**Record set**
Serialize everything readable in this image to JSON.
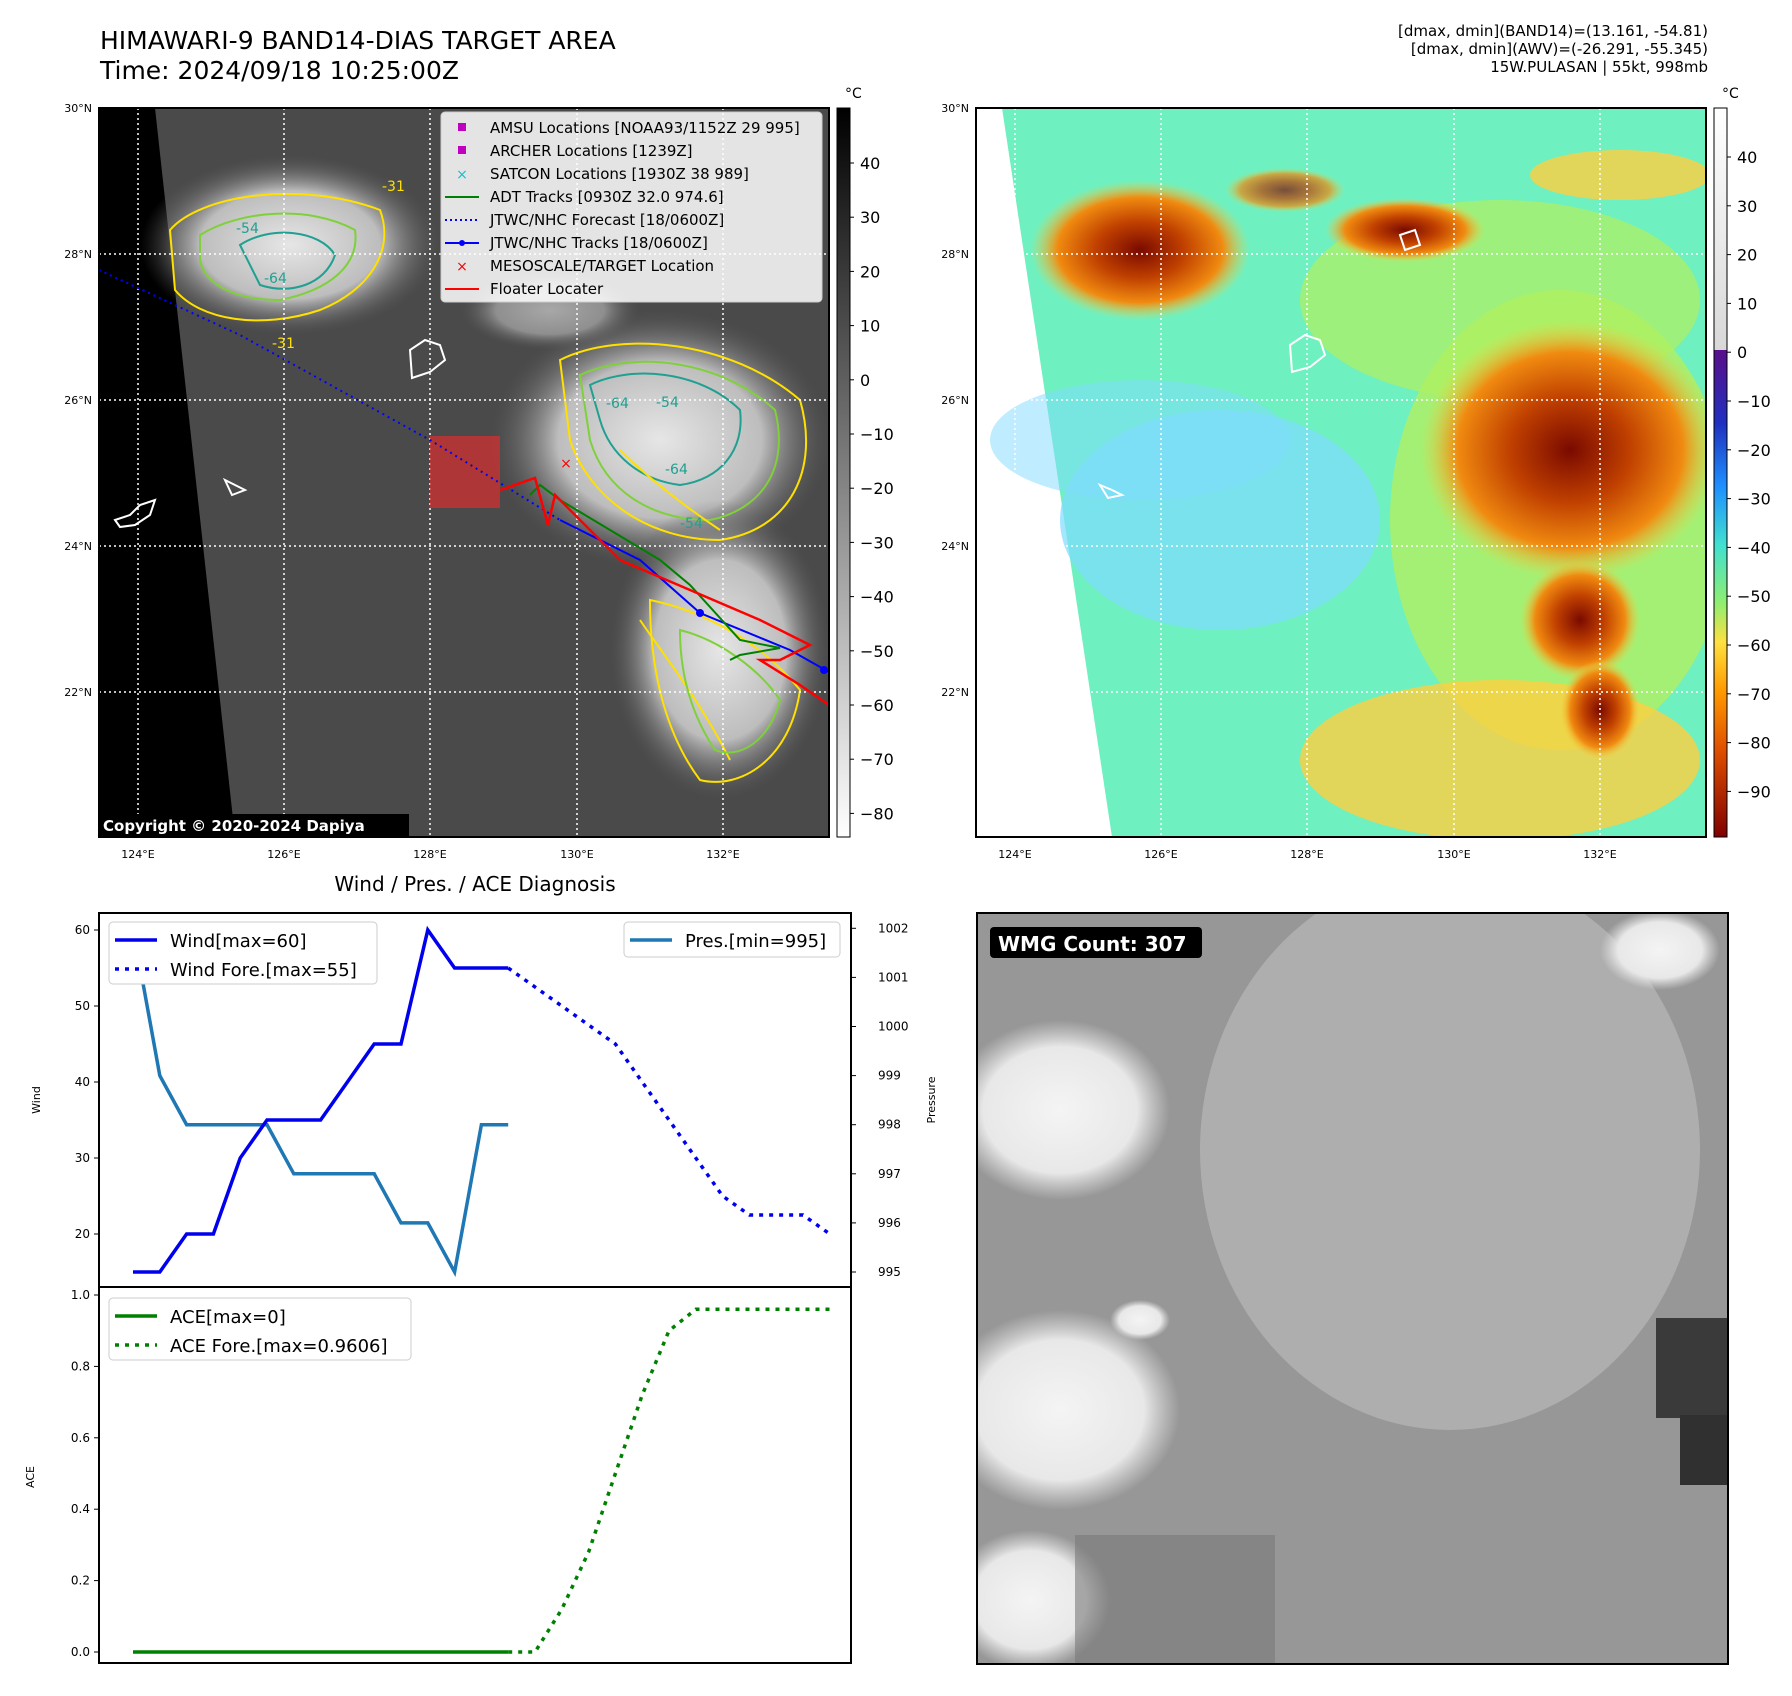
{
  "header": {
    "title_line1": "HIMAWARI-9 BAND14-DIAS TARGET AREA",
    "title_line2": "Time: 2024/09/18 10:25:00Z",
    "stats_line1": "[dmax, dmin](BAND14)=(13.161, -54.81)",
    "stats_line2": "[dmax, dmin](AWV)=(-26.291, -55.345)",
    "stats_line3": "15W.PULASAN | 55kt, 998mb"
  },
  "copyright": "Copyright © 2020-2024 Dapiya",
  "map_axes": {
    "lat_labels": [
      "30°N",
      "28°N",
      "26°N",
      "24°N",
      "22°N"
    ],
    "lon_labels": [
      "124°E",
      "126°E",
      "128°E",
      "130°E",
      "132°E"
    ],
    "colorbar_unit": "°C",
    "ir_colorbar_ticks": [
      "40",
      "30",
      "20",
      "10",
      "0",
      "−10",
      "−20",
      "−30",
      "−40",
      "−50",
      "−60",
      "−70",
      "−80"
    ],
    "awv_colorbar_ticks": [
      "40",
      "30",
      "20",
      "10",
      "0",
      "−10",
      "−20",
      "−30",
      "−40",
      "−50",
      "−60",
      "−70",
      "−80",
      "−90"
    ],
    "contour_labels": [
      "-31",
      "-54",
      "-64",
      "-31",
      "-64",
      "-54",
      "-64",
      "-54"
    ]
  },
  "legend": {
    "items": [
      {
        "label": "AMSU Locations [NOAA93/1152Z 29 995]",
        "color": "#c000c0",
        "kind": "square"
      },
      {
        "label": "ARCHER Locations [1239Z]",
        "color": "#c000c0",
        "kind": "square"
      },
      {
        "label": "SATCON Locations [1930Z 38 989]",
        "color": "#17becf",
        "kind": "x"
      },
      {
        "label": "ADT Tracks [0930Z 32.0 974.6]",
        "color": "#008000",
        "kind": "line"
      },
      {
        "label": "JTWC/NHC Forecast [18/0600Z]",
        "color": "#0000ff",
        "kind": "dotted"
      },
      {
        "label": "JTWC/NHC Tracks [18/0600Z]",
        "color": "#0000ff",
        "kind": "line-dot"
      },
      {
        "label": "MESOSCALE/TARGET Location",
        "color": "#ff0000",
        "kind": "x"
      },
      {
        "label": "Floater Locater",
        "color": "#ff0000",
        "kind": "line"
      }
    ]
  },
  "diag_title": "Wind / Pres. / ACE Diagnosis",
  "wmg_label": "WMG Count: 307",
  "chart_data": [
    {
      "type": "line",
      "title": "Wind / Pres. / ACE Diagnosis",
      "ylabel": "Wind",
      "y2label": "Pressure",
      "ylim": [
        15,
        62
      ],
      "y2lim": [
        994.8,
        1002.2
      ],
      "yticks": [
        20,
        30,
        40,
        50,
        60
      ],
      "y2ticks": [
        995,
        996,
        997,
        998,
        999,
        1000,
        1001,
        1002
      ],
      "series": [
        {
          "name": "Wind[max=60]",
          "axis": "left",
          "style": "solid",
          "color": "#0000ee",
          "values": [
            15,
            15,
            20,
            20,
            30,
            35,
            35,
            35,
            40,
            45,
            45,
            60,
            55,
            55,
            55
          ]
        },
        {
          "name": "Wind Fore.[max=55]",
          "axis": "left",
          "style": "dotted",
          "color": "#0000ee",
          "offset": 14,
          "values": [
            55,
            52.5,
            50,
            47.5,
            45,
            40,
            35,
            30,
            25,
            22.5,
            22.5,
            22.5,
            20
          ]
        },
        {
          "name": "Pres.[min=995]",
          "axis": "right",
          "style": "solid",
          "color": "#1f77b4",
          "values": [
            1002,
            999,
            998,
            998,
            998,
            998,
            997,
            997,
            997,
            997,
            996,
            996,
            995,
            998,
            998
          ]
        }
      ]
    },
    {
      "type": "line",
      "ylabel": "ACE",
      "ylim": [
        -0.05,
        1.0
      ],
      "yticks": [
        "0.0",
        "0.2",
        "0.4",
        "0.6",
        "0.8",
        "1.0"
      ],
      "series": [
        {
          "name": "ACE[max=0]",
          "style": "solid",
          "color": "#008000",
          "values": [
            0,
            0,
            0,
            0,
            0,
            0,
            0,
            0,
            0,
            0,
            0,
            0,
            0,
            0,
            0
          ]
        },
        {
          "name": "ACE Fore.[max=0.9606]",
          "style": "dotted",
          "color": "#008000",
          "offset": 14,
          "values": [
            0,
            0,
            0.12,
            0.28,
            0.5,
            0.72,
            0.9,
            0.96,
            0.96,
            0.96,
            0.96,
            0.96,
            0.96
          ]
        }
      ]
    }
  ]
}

--

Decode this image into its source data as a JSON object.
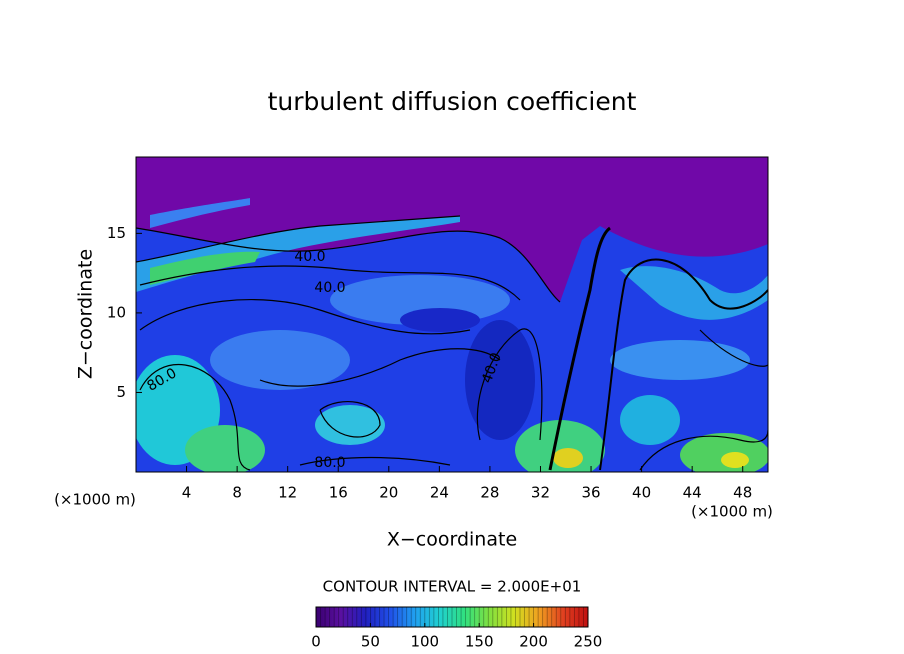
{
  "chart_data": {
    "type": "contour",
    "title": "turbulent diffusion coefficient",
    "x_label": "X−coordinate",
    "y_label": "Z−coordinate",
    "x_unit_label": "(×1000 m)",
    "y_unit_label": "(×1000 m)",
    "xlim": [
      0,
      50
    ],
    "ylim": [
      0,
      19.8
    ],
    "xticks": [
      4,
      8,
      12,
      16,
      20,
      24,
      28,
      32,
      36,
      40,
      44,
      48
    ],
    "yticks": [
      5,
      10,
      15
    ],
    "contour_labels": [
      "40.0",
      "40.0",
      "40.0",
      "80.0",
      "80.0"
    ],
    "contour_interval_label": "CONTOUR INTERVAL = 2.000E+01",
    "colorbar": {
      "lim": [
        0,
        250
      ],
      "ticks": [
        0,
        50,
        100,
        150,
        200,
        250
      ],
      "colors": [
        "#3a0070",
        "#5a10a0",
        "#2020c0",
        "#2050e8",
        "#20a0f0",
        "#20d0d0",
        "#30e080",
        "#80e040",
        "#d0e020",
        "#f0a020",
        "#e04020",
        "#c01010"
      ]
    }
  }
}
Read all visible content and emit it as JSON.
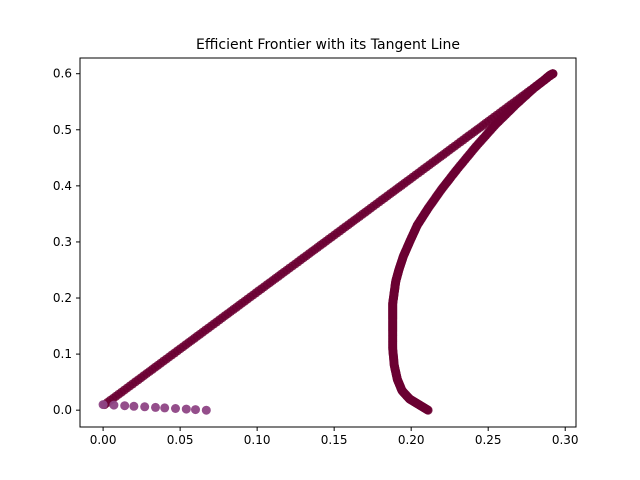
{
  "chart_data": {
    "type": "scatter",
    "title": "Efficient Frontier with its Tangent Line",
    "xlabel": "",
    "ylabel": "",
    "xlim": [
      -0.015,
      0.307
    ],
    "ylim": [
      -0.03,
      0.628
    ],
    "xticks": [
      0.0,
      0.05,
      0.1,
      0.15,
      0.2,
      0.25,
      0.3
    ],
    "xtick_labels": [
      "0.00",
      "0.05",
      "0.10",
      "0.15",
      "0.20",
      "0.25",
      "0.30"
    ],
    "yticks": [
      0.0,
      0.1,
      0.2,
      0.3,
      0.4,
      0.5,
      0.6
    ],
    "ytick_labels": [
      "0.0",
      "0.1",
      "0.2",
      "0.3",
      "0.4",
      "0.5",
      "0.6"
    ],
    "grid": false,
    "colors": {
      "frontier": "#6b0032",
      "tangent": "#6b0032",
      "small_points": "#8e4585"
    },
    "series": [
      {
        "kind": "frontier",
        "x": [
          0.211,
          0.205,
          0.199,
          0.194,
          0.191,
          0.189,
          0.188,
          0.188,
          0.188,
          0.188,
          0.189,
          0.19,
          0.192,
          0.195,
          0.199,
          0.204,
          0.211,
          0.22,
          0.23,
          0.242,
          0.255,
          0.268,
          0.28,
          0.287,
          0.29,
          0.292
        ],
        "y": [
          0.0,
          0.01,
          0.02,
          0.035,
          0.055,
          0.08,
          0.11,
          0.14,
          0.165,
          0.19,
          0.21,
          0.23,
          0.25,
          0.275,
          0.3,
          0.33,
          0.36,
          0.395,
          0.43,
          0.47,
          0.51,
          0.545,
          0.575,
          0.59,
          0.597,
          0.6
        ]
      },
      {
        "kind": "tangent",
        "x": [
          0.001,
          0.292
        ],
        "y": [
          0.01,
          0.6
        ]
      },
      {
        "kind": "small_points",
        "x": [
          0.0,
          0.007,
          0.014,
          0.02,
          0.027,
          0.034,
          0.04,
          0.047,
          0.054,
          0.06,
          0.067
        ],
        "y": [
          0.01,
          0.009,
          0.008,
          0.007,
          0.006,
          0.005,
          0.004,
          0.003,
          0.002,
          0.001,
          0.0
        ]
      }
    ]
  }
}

**Set problem**
Take each line containing the string "type" and copy it out.

**Reply to the task**
      "type": "line",
      "type": "line",
    "type": "contour",
    "type": "scatter",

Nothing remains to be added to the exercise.